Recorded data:
-- -- --
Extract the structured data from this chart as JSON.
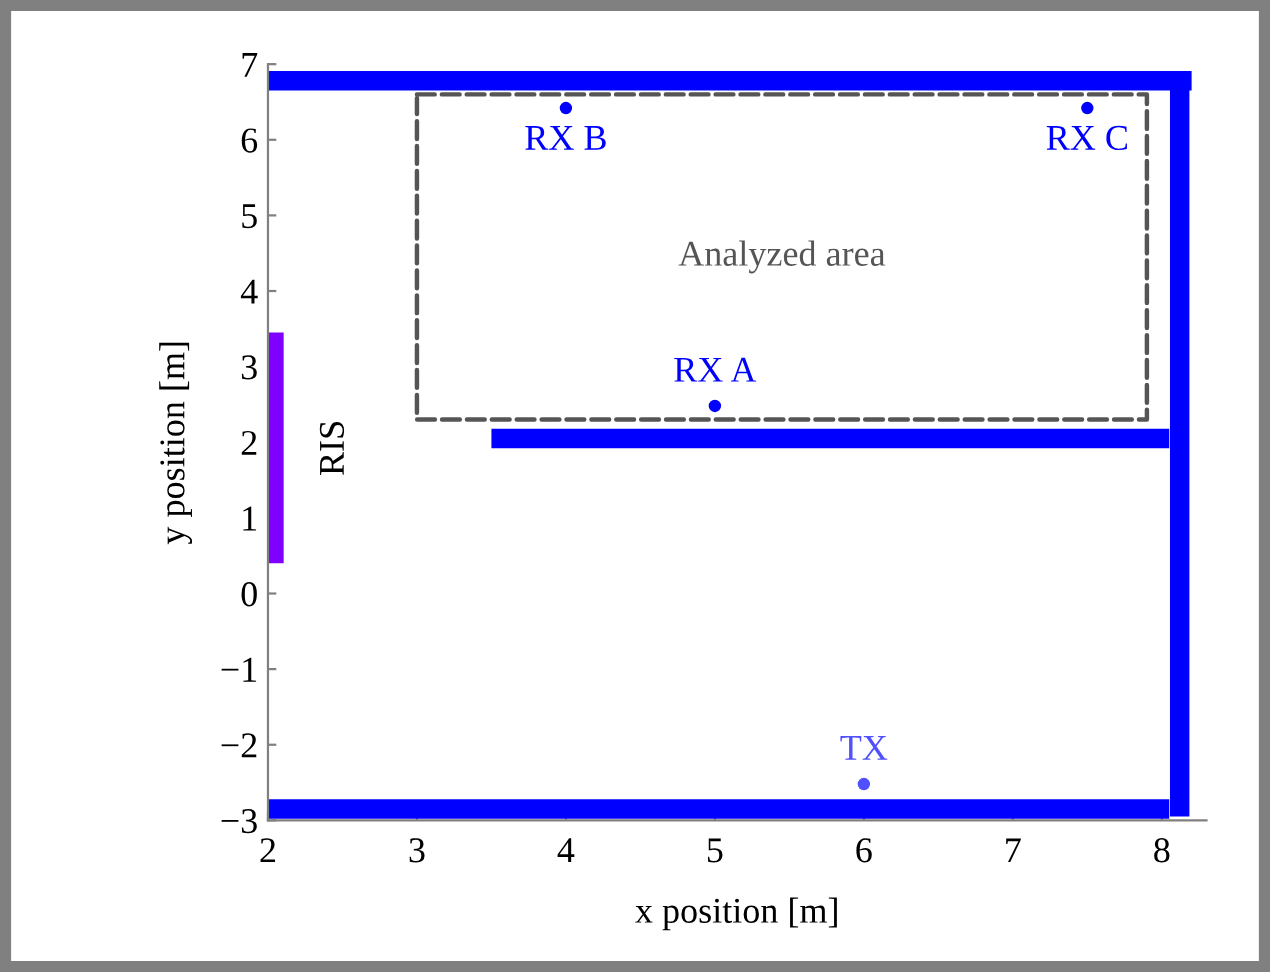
{
  "chart_data": {
    "type": "line",
    "xlabel": "x position [m]",
    "ylabel": "y position [m]",
    "xlim": [
      2,
      8.3
    ],
    "ylim": [
      -3,
      7
    ],
    "xticks": [
      2,
      3,
      4,
      5,
      6,
      7,
      8
    ],
    "yticks": [
      -3,
      -2,
      -1,
      0,
      1,
      2,
      3,
      4,
      5,
      6,
      7
    ],
    "grid": false,
    "legend": false,
    "series": [
      {
        "color": "#0000ff",
        "line_style": "solid",
        "x": [
          2,
          8.2
        ],
        "values": [
          6.78,
          6.78
        ]
      },
      {
        "color": "#0000ff",
        "line_style": "solid",
        "x": [
          8.12,
          8.12
        ],
        "values": [
          -2.95,
          6.88
        ]
      },
      {
        "color": "#0000ff",
        "line_style": "solid",
        "x": [
          2,
          8.05
        ],
        "values": [
          -2.85,
          -2.85
        ]
      },
      {
        "color": "#0000ff",
        "line_style": "solid",
        "x": [
          3.5,
          8.05
        ],
        "values": [
          2.05,
          2.05
        ]
      },
      {
        "name": "RIS",
        "color": "#8000ff",
        "line_style": "solid",
        "x": [
          2.04,
          2.04
        ],
        "values": [
          0.4,
          3.45
        ]
      },
      {
        "name": "Analyzed area",
        "color": "#555555",
        "line_style": "dashed",
        "x": [
          3,
          7.9,
          7.9,
          3,
          3
        ],
        "values": [
          6.6,
          6.6,
          2.3,
          2.3,
          6.55
        ]
      },
      {
        "type": "scatter",
        "name": "RX A",
        "color": "#0000ff",
        "marker": "circle",
        "x": [
          5
        ],
        "values": [
          2.48
        ]
      },
      {
        "type": "scatter",
        "name": "RX B",
        "color": "#0000ff",
        "marker": "circle",
        "x": [
          4
        ],
        "values": [
          6.42
        ]
      },
      {
        "type": "scatter",
        "name": "RX C",
        "color": "#0000ff",
        "marker": "circle",
        "x": [
          7.5
        ],
        "values": [
          6.42
        ]
      },
      {
        "type": "scatter",
        "name": "TX",
        "color": "#5050ff",
        "marker": "circle",
        "x": [
          6
        ],
        "values": [
          -2.52
        ]
      }
    ]
  }
}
-- -- --
__Exercise aim__
Write out the material above once more, exactly as it reads, with no pictures.

__Final answer__
Extract the structured data from this chart as JSON.
{
  "chart_data": {
    "type": "line",
    "xlabel": "x position [m]",
    "ylabel": "y position [m]",
    "xlim": [
      2,
      8.3
    ],
    "ylim": [
      -3,
      7
    ],
    "xticks": [
      2,
      3,
      4,
      5,
      6,
      7,
      8
    ],
    "yticks": [
      -3,
      -2,
      -1,
      0,
      1,
      2,
      3,
      4,
      5,
      6,
      7
    ],
    "grid": false,
    "legend": false,
    "series": [
      {
        "color": "#0000ff",
        "line_style": "solid",
        "x": [
          2,
          8.2
        ],
        "values": [
          6.78,
          6.78
        ]
      },
      {
        "color": "#0000ff",
        "line_style": "solid",
        "x": [
          8.12,
          8.12
        ],
        "values": [
          -2.95,
          6.88
        ]
      },
      {
        "color": "#0000ff",
        "line_style": "solid",
        "x": [
          2,
          8.05
        ],
        "values": [
          -2.85,
          -2.85
        ]
      },
      {
        "color": "#0000ff",
        "line_style": "solid",
        "x": [
          3.5,
          8.05
        ],
        "values": [
          2.05,
          2.05
        ]
      },
      {
        "name": "RIS",
        "color": "#8000ff",
        "line_style": "solid",
        "x": [
          2.04,
          2.04
        ],
        "values": [
          0.4,
          3.45
        ]
      },
      {
        "name": "Analyzed area",
        "color": "#555555",
        "line_style": "dashed",
        "x": [
          3,
          7.9,
          7.9,
          3,
          3
        ],
        "values": [
          6.6,
          6.6,
          2.3,
          2.3,
          6.55
        ]
      },
      {
        "type": "scatter",
        "name": "RX A",
        "color": "#0000ff",
        "marker": "circle",
        "x": [
          5
        ],
        "values": [
          2.48
        ]
      },
      {
        "type": "scatter",
        "name": "RX B",
        "color": "#0000ff",
        "marker": "circle",
        "x": [
          4
        ],
        "values": [
          6.42
        ]
      },
      {
        "type": "scatter",
        "name": "RX C",
        "color": "#0000ff",
        "marker": "circle",
        "x": [
          7.5
        ],
        "values": [
          6.42
        ]
      },
      {
        "type": "scatter",
        "name": "TX",
        "color": "#5050ff",
        "marker": "circle",
        "x": [
          6
        ],
        "values": [
          -2.52
        ]
      }
    ]
  }
}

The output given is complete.